##### LISTED ENTRIES #####
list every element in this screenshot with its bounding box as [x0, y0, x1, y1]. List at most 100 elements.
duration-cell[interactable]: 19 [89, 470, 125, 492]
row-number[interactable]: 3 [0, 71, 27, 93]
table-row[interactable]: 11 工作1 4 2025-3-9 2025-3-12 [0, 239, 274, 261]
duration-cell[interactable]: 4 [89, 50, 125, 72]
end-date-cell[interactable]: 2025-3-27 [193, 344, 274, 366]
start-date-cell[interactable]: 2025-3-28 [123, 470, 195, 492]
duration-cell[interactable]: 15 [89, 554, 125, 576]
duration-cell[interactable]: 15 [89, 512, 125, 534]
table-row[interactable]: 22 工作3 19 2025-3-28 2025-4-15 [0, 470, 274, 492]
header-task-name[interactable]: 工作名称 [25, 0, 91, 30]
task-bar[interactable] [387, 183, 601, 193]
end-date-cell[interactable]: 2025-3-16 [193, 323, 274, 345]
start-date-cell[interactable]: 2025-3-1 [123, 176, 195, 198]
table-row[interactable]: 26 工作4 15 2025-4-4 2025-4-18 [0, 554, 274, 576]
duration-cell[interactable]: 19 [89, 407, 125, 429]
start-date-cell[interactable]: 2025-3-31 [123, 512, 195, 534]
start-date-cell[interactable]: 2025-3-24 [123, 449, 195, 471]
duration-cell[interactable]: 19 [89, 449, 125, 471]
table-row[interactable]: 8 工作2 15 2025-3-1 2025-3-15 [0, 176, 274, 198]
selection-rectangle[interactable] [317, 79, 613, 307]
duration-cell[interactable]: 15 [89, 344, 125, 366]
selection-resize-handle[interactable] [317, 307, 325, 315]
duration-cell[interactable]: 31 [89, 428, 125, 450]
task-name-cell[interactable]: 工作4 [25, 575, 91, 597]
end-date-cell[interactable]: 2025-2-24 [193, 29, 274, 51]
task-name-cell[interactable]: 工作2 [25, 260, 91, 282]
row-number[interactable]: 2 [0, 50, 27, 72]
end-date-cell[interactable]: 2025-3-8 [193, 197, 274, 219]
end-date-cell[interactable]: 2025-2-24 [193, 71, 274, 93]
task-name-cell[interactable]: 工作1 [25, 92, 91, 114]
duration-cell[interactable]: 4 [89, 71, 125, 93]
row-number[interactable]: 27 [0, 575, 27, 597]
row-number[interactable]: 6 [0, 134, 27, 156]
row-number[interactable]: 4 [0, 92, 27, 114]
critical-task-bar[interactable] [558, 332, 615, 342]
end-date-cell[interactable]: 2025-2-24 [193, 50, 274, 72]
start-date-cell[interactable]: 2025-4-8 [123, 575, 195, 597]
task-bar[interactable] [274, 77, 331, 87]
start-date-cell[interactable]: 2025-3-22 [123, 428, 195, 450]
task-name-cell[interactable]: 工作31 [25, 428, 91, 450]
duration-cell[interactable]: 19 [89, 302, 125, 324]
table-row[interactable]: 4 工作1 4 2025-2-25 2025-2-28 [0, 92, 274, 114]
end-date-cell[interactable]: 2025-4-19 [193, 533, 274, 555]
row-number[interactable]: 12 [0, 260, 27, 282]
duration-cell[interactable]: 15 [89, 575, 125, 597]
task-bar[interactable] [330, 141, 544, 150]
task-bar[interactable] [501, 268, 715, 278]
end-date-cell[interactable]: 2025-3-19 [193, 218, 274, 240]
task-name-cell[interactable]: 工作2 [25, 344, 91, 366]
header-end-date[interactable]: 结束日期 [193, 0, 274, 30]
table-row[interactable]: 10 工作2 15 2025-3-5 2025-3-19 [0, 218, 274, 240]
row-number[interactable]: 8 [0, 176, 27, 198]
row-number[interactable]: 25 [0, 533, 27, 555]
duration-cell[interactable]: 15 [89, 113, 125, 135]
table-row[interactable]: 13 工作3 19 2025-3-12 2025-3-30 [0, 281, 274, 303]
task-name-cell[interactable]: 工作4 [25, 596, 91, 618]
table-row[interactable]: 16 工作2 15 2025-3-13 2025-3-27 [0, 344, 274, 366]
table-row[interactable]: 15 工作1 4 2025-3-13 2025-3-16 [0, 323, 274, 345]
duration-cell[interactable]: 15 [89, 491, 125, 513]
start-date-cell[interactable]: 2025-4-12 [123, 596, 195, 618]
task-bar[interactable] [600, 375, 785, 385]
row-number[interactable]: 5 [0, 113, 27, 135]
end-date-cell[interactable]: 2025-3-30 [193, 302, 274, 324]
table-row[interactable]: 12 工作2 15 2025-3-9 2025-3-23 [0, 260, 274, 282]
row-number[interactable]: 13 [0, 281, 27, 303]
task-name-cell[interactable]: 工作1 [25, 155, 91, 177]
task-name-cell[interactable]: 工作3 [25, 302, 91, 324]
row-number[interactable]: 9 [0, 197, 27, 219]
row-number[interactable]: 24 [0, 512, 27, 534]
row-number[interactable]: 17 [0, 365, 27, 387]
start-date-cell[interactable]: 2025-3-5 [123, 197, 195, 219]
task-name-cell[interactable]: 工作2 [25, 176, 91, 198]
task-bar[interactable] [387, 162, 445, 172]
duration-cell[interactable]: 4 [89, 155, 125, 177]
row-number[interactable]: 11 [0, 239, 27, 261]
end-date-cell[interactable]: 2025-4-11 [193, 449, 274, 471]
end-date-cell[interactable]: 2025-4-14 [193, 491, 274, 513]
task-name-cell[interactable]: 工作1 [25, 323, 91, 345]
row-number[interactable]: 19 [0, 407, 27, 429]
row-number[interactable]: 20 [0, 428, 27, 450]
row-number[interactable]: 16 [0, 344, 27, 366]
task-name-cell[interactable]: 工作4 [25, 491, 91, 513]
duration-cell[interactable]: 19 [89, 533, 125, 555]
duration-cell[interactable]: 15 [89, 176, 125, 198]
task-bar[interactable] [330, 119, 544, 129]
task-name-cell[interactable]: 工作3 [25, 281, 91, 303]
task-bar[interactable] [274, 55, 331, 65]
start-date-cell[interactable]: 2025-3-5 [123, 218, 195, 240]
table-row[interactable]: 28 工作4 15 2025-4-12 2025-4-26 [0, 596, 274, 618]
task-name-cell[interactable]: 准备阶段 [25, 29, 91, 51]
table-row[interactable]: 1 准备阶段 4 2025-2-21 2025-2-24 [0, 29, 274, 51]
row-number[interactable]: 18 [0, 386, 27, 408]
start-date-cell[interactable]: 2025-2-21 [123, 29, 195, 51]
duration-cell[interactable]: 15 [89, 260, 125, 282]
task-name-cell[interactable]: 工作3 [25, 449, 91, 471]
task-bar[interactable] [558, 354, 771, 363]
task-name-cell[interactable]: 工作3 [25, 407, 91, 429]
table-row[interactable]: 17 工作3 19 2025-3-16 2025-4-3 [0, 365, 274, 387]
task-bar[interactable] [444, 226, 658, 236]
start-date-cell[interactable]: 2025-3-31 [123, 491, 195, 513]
#####
REQUIRED TASK:
Rewrite the lines from the first one through the line holding "row-number[interactable]: 27 [0, 575, 27, 597]", inclusive, substituting "span-cell" for every "duration-cell" and leaving everything else unchanged.

FINAL ANSWER:
list every element in this screenshot with its bounding box as [x0, y0, x1, y1]. List at most 100 elements.
span-cell[interactable]: 19 [89, 470, 125, 492]
row-number[interactable]: 3 [0, 71, 27, 93]
table-row[interactable]: 11 工作1 4 2025-3-9 2025-3-12 [0, 239, 274, 261]
span-cell[interactable]: 4 [89, 50, 125, 72]
end-date-cell[interactable]: 2025-3-27 [193, 344, 274, 366]
start-date-cell[interactable]: 2025-3-28 [123, 470, 195, 492]
span-cell[interactable]: 15 [89, 554, 125, 576]
span-cell[interactable]: 15 [89, 512, 125, 534]
table-row[interactable]: 22 工作3 19 2025-3-28 2025-4-15 [0, 470, 274, 492]
header-task-name[interactable]: 工作名称 [25, 0, 91, 30]
task-bar[interactable] [387, 183, 601, 193]
end-date-cell[interactable]: 2025-3-16 [193, 323, 274, 345]
start-date-cell[interactable]: 2025-3-1 [123, 176, 195, 198]
table-row[interactable]: 26 工作4 15 2025-4-4 2025-4-18 [0, 554, 274, 576]
span-cell[interactable]: 19 [89, 407, 125, 429]
start-date-cell[interactable]: 2025-3-31 [123, 512, 195, 534]
start-date-cell[interactable]: 2025-3-24 [123, 449, 195, 471]
span-cell[interactable]: 19 [89, 449, 125, 471]
table-row[interactable]: 8 工作2 15 2025-3-1 2025-3-15 [0, 176, 274, 198]
selection-rectangle[interactable] [317, 79, 613, 307]
span-cell[interactable]: 15 [89, 344, 125, 366]
selection-resize-handle[interactable] [317, 307, 325, 315]
span-cell[interactable]: 31 [89, 428, 125, 450]
task-name-cell[interactable]: 工作4 [25, 575, 91, 597]
end-date-cell[interactable]: 2025-2-24 [193, 29, 274, 51]
task-name-cell[interactable]: 工作2 [25, 260, 91, 282]
row-number[interactable]: 2 [0, 50, 27, 72]
end-date-cell[interactable]: 2025-3-8 [193, 197, 274, 219]
end-date-cell[interactable]: 2025-2-24 [193, 71, 274, 93]
task-name-cell[interactable]: 工作1 [25, 92, 91, 114]
span-cell[interactable]: 4 [89, 71, 125, 93]
row-number[interactable]: 27 [0, 575, 27, 597]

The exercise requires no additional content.